WHAT IS EXPECTED: Filter out everything except lines holding "over".

TASK DATA:
---*---
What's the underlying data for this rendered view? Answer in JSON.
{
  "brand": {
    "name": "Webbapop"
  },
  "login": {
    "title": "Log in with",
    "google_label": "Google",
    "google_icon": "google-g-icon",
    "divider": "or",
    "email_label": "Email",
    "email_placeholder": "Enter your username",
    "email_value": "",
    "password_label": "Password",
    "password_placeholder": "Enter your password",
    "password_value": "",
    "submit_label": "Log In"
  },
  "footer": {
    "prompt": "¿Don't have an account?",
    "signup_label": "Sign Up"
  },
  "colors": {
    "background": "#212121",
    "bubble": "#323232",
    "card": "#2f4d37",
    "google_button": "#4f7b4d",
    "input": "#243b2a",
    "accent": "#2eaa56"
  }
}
---*---
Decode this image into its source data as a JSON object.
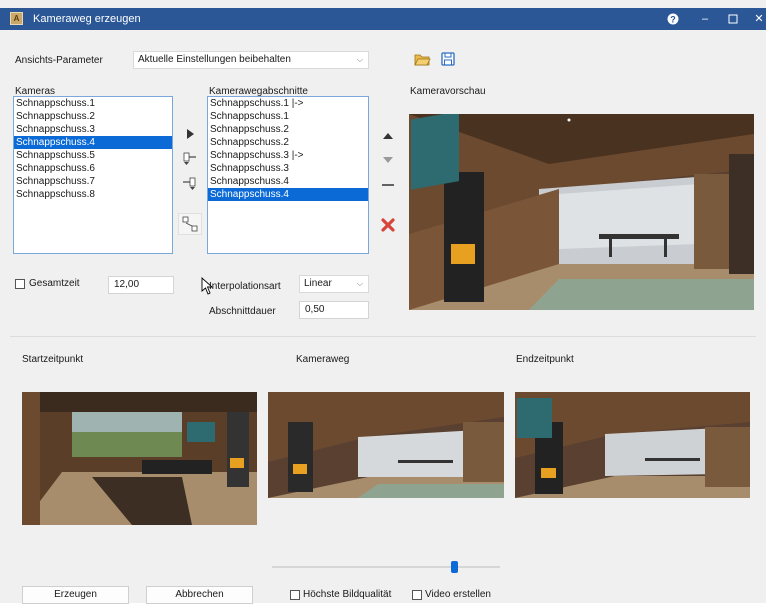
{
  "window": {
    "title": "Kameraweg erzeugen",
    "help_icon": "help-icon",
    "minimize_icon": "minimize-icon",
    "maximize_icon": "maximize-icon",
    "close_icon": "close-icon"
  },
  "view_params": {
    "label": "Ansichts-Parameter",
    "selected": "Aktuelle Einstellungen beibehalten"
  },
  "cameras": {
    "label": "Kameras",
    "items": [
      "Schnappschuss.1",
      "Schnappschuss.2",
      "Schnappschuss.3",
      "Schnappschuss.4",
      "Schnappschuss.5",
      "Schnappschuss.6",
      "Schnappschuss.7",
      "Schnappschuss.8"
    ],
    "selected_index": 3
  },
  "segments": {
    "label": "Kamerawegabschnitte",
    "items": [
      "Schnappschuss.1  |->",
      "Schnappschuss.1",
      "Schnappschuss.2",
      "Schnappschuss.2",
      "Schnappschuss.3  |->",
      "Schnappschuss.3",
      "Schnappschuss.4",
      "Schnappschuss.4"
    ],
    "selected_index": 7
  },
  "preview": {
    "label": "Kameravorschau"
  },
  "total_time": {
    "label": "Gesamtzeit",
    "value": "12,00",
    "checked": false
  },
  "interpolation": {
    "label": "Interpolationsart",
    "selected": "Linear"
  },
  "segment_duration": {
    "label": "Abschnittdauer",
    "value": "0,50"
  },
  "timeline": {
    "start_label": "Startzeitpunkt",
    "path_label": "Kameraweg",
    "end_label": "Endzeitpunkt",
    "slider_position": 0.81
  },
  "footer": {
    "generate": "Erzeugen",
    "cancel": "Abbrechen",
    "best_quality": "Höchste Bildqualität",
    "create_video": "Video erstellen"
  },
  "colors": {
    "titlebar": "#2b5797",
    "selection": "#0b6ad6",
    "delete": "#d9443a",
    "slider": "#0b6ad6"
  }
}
---*---
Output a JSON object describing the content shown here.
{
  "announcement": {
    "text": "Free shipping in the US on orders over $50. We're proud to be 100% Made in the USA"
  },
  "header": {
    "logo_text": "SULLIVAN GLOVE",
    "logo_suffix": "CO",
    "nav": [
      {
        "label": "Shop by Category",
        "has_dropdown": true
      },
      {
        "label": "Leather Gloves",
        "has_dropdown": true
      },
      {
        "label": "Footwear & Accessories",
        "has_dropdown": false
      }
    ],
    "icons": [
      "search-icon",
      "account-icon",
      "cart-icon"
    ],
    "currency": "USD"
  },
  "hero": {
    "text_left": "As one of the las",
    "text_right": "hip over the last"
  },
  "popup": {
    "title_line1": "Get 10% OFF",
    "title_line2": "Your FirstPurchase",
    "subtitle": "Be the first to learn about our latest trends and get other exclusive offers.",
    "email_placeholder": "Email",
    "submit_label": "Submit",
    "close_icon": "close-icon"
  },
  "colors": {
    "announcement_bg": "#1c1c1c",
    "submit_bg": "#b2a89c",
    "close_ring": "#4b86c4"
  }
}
---*---
OUTPUT BELOW:
    "text": "Free shipping in the US on orders over $50. We're proud to be 100% Made in the USA"
    "text_right": "hip over the last"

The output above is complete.